» GIVEN TASK: Will you give every entry again exactly as it stands?

====== RECORDED DATA

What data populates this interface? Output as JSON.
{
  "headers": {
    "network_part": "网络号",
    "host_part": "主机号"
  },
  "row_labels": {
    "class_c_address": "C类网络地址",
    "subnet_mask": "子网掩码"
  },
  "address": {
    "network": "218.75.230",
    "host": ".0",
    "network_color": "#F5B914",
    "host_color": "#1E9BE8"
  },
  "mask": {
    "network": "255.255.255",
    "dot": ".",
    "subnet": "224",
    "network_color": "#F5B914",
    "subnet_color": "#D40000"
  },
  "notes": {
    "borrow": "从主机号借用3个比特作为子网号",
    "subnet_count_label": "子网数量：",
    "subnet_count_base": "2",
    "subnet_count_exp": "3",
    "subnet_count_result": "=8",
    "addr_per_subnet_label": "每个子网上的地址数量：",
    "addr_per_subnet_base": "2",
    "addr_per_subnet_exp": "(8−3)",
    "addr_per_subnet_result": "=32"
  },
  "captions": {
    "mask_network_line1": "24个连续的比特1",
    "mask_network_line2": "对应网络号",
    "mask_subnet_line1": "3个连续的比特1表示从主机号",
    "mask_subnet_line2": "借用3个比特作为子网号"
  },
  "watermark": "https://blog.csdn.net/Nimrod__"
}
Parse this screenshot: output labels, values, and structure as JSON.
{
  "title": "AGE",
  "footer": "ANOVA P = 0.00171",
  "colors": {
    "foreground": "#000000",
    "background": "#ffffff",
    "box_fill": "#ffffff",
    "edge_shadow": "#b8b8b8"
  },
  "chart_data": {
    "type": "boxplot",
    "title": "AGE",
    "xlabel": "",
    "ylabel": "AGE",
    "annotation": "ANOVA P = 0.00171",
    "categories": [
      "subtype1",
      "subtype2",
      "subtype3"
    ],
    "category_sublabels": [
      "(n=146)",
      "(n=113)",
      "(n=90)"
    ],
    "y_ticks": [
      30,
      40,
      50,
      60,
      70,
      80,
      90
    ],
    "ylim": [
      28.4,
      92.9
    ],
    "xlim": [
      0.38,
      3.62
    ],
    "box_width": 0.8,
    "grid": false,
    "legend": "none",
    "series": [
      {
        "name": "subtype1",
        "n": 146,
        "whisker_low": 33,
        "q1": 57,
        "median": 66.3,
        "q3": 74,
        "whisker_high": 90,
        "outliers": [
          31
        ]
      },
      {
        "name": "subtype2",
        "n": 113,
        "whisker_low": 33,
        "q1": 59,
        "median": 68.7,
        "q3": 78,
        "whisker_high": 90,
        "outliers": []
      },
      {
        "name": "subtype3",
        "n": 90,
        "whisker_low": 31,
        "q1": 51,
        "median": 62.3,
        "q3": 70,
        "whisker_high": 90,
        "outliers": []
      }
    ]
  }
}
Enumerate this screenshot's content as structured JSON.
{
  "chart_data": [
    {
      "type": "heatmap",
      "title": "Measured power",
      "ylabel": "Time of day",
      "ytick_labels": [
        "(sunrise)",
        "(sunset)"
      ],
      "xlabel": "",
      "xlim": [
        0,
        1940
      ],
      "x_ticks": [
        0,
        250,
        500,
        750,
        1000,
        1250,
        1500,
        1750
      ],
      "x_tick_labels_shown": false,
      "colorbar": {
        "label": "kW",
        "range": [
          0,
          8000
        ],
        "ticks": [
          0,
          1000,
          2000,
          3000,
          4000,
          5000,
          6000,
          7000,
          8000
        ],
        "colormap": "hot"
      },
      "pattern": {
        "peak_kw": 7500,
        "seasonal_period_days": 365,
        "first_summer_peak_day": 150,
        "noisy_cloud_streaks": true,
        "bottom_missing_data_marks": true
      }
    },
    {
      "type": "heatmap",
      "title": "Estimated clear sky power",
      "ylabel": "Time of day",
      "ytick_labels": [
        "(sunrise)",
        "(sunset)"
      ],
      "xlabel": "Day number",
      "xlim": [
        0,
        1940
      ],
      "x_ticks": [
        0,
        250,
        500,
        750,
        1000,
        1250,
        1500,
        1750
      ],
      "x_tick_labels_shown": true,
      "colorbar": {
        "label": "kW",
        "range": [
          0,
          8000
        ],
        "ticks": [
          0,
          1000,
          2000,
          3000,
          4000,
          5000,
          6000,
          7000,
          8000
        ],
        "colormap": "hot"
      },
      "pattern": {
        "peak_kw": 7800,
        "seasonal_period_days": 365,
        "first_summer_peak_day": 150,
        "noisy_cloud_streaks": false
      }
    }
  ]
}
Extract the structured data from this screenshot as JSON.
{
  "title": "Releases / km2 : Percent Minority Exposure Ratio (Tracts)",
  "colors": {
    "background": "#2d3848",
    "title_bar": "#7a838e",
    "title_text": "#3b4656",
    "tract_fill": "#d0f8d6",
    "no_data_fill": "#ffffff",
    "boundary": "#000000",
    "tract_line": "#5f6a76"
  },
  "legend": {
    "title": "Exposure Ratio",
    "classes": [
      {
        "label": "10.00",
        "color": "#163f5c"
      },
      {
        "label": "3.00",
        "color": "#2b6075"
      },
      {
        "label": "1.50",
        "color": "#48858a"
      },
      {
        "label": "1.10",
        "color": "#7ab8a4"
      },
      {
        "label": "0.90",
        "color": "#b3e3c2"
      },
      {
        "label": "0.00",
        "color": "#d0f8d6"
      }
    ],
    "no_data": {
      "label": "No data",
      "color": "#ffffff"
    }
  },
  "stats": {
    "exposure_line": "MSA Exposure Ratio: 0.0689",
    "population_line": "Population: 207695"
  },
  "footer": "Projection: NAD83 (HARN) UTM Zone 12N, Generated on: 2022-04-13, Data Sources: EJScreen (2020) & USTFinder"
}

============

» FINISHED ANSWER:
What data populates this interface? Output as JSON.
{
  "headers": {
    "network_part": "网络号",
    "host_part": "主机号"
  },
  "row_labels": {
    "class_c_address": "C类网络地址",
    "subnet_mask": "子网掩码"
  },
  "address": {
    "network": "218.75.230",
    "host": ".0",
    "network_color": "#F5B914",
    "host_color": "#1E9BE8"
  },
  "mask": {
    "network": "255.255.255",
    "dot": ".",
    "subnet": "224",
    "network_color": "#F5B914",
    "subnet_color": "#D40000"
  },
  "notes": {
    "borrow": "从主机号借用3个比特作为子网号",
    "subnet_count_label": "子网数量：",
    "subnet_count_base": "2",
    "subnet_count_exp": "3",
    "subnet_count_result": "=8",
    "addr_per_subnet_label": "每个子网上的地址数量：",
    "addr_per_subnet_base": "2",
    "addr_per_subnet_exp": "(8−3)",
    "addr_per_subnet_result": "=32"
  },
  "captions": {
    "mask_network_line1": "24个连续的比特1",
    "mask_network_line2": "对应网络号",
    "mask_subnet_line1": "3个连续的比特1表示从主机号",
    "mask_subnet_line2": "借用3个比特作为子网号"
  },
  "watermark": "https://blog.csdn.net/Nimrod__"
}
Parse this screenshot: output labels, values, and structure as JSON.
{
  "title": "AGE",
  "footer": "ANOVA P = 0.00171",
  "colors": {
    "foreground": "#000000",
    "background": "#ffffff",
    "box_fill": "#ffffff",
    "edge_shadow": "#b8b8b8"
  },
  "chart_data": {
    "type": "boxplot",
    "title": "AGE",
    "xlabel": "",
    "ylabel": "AGE",
    "annotation": "ANOVA P = 0.00171",
    "categories": [
      "subtype1",
      "subtype2",
      "subtype3"
    ],
    "category_sublabels": [
      "(n=146)",
      "(n=113)",
      "(n=90)"
    ],
    "y_ticks": [
      30,
      40,
      50,
      60,
      70,
      80,
      90
    ],
    "ylim": [
      28.4,
      92.9
    ],
    "xlim": [
      0.38,
      3.62
    ],
    "box_width": 0.8,
    "grid": false,
    "legend": "none",
    "series": [
      {
        "name": "subtype1",
        "n": 146,
        "whisker_low": 33,
        "q1": 57,
        "median": 66.3,
        "q3": 74,
        "whisker_high": 90,
        "outliers": [
          31
        ]
      },
      {
        "name": "subtype2",
        "n": 113,
        "whisker_low": 33,
        "q1": 59,
        "median": 68.7,
        "q3": 78,
        "whisker_high": 90,
        "outliers": []
      },
      {
        "name": "subtype3",
        "n": 90,
        "whisker_low": 31,
        "q1": 51,
        "median": 62.3,
        "q3": 70,
        "whisker_high": 90,
        "outliers": []
      }
    ]
  }
}
Enumerate this screenshot's content as structured JSON.
{
  "chart_data": [
    {
      "type": "heatmap",
      "title": "Measured power",
      "ylabel": "Time of day",
      "ytick_labels": [
        "(sunrise)",
        "(sunset)"
      ],
      "xlabel": "",
      "xlim": [
        0,
        1940
      ],
      "x_ticks": [
        0,
        250,
        500,
        750,
        1000,
        1250,
        1500,
        1750
      ],
      "x_tick_labels_shown": false,
      "colorbar": {
        "label": "kW",
        "range": [
          0,
          8000
        ],
        "ticks": [
          0,
          1000,
          2000,
          3000,
          4000,
          5000,
          6000,
          7000,
          8000
        ],
        "colormap": "hot"
      },
      "pattern": {
        "peak_kw": 7500,
        "seasonal_period_days": 365,
        "first_summer_peak_day": 150,
        "noisy_cloud_streaks": true,
        "bottom_missing_data_marks": true
      }
    },
    {
      "type": "heatmap",
      "title": "Estimated clear sky power",
      "ylabel": "Time of day",
      "ytick_labels": [
        "(sunrise)",
        "(sunset)"
      ],
      "xlabel": "Day number",
      "xlim": [
        0,
        1940
      ],
      "x_ticks": [
        0,
        250,
        500,
        750,
        1000,
        1250,
        1500,
        1750
      ],
      "x_tick_labels_shown": true,
      "colorbar": {
        "label": "kW",
        "range": [
          0,
          8000
        ],
        "ticks": [
          0,
          1000,
          2000,
          3000,
          4000,
          5000,
          6000,
          7000,
          8000
        ],
        "colormap": "hot"
      },
      "pattern": {
        "peak_kw": 7800,
        "seasonal_period_days": 365,
        "first_summer_peak_day": 150,
        "noisy_cloud_streaks": false
      }
    }
  ]
}
Extract the structured data from this screenshot as JSON.
{
  "title": "Releases / km2 : Percent Minority Exposure Ratio (Tracts)",
  "colors": {
    "background": "#2d3848",
    "title_bar": "#7a838e",
    "title_text": "#3b4656",
    "tract_fill": "#d0f8d6",
    "no_data_fill": "#ffffff",
    "boundary": "#000000",
    "tract_line": "#5f6a76"
  },
  "legend": {
    "title": "Exposure Ratio",
    "classes": [
      {
        "label": "10.00",
        "color": "#163f5c"
      },
      {
        "label": "3.00",
        "color": "#2b6075"
      },
      {
        "label": "1.50",
        "color": "#48858a"
      },
      {
        "label": "1.10",
        "color": "#7ab8a4"
      },
      {
        "label": "0.90",
        "color": "#b3e3c2"
      },
      {
        "label": "0.00",
        "color": "#d0f8d6"
      }
    ],
    "no_data": {
      "label": "No data",
      "color": "#ffffff"
    }
  },
  "stats": {
    "exposure_line": "MSA Exposure Ratio: 0.0689",
    "population_line": "Population: 207695"
  },
  "footer": "Projection: NAD83 (HARN) UTM Zone 12N, Generated on: 2022-04-13, Data Sources: EJScreen (2020) & USTFinder"
}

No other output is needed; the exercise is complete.